Listing

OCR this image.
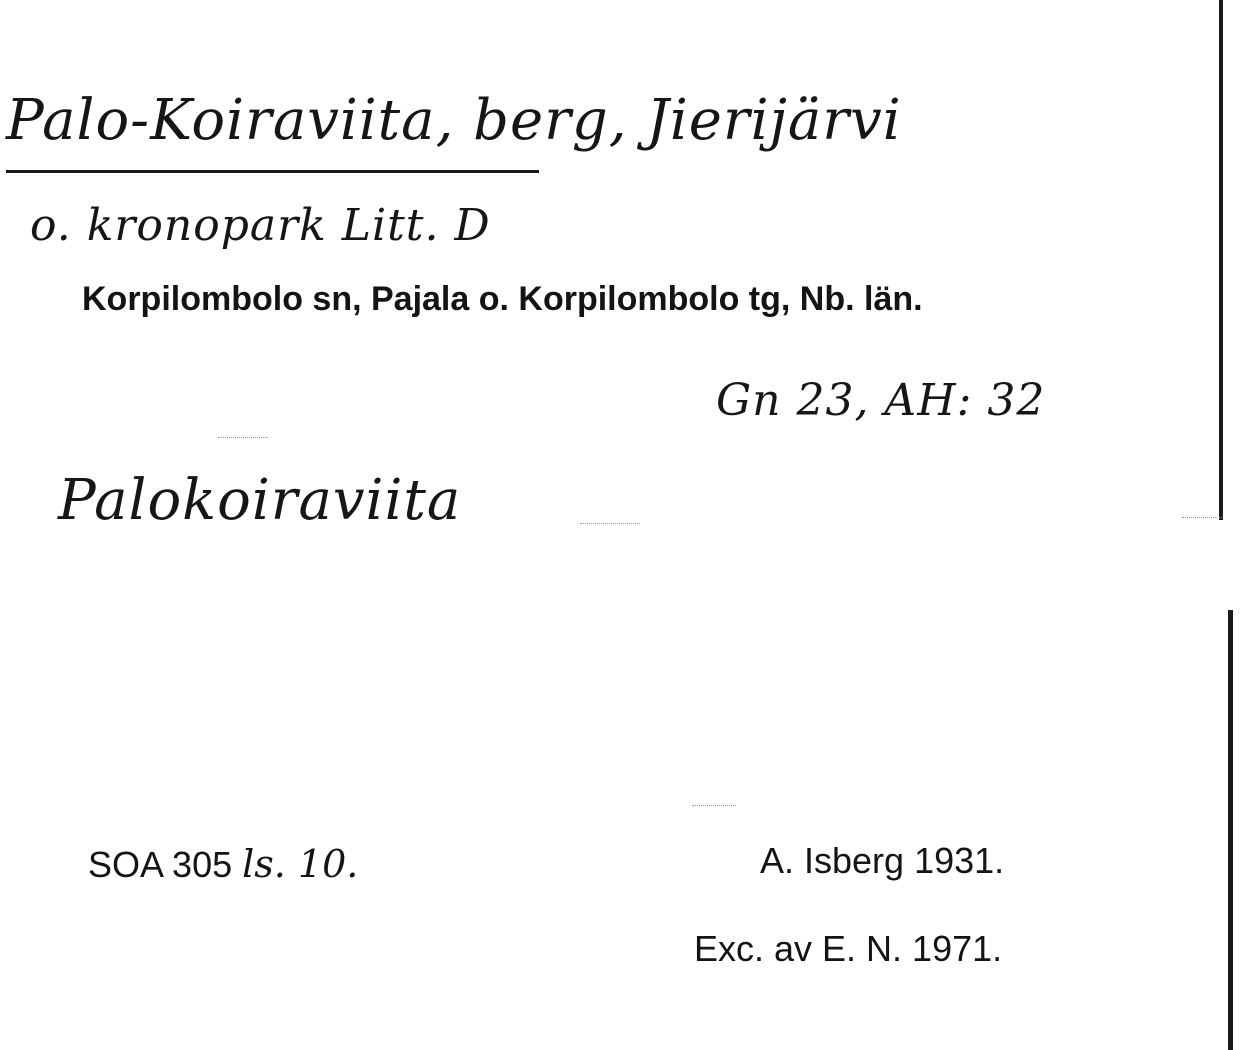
Palo-Koiraviita, berg, Jierijärvi
o. kronopark Litt. D
Korpilombolo sn, Pajala o. Korpilombolo tg, Nb. län.
Gn 23, AH: 32
Palokoiraviita
SOA 305 ls. 10.	A. Isberg 1931.
Exc. av E. N. 1971.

What is needed
Retype all of the entries exactly as written, leaving out any images.

Task response
OCR this image.
Palo-Koiraviita, berg, Jierijärvi
o. kronopark Litt. D
Korpilombolo sn, Pajala o. Korpilombolo tg, Nb. län.
Gn 23, AH: 32
Palokoiraviita
SOA 305 ls. 10.	A. Isberg 1931.
Exc. av E. N. 1971.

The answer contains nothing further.